━━━ Data rows ━━━

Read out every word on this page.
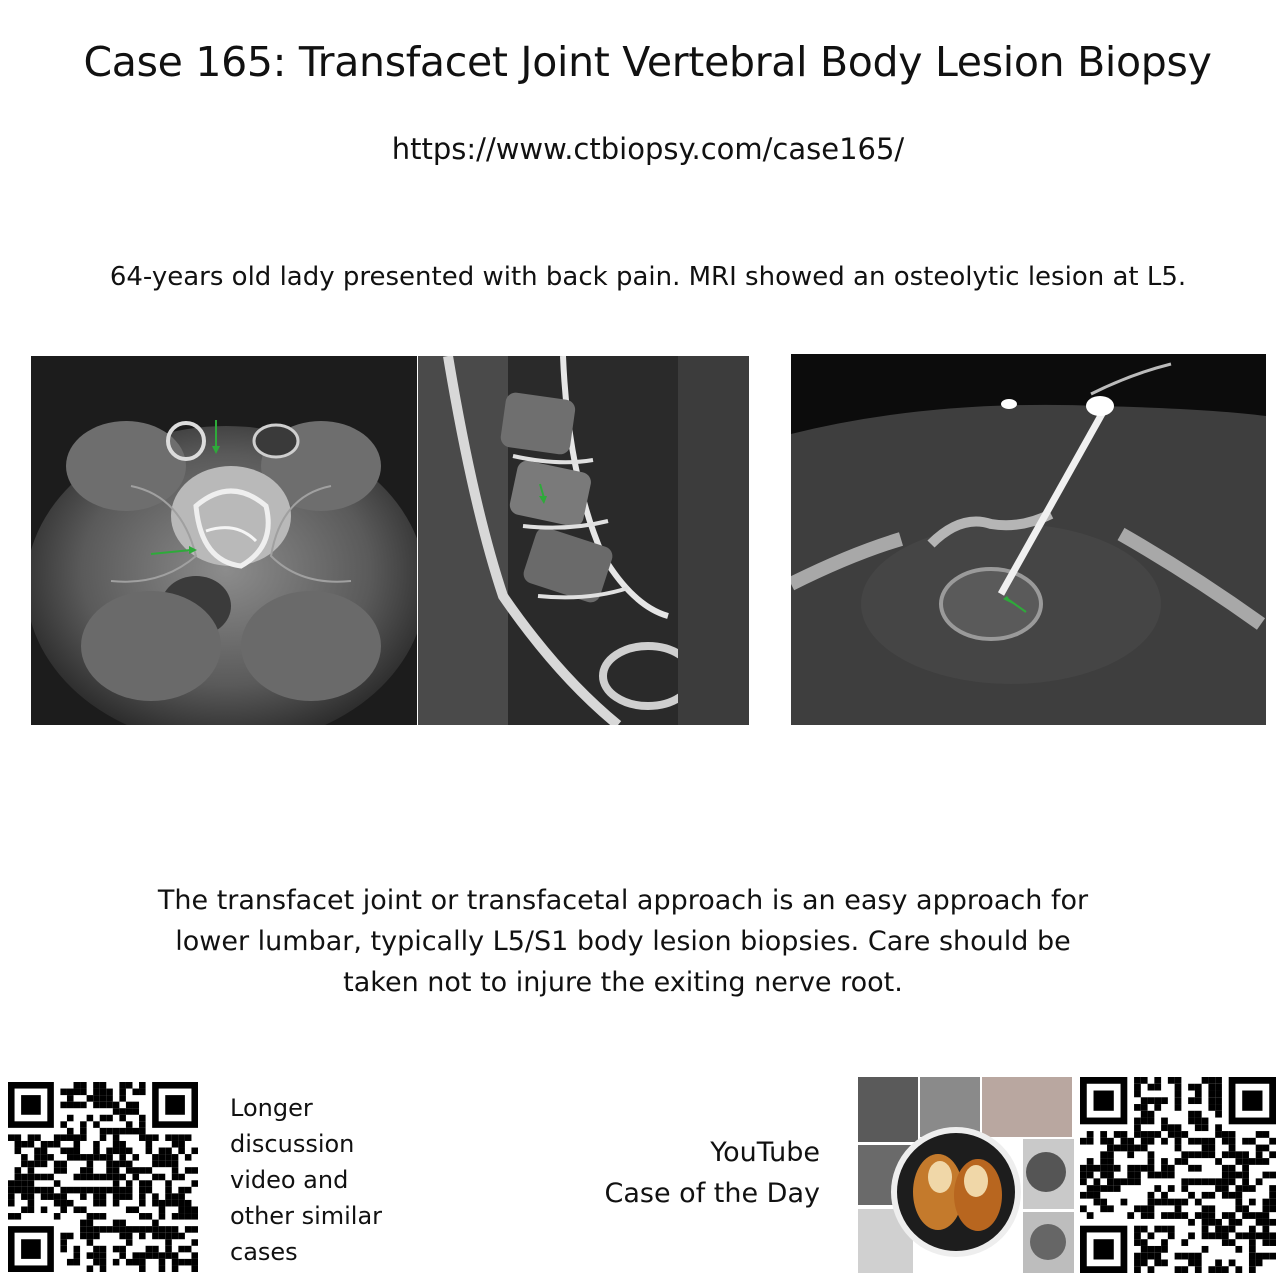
Case 165: Transfacet Joint Vertebral Body Lesion Biopsy
https://www.ctbiopsy.com/case165/
64-years old lady presented with back pain. MRI showed an osteolytic lesion at L5.
The transfacet joint or transfacetal approach is an easy approach for
lower lumbar, typically L5/S1 body lesion biopsies. Care should be
taken not to injure the exiting nerve root.
Longer
discussion
video and
other similar
cases
YouTube
Case of the Day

━━━

Problem to work on: Pictures stay out; reproduce every line of the records exactly.

Task solution:
Read out every word on this page.
Case 165: Transfacet Joint Vertebral Body Lesion Biopsy
https://www.ctbiopsy.com/case165/
64-years old lady presented with back pain. MRI showed an osteolytic lesion at L5.
The transfacet joint or transfacetal approach is an easy approach for
lower lumbar, typically L5/S1 body lesion biopsies. Care should be
taken not to injure the exiting nerve root.
Longer
discussion
video and
other similar
cases
YouTube
Case of the Day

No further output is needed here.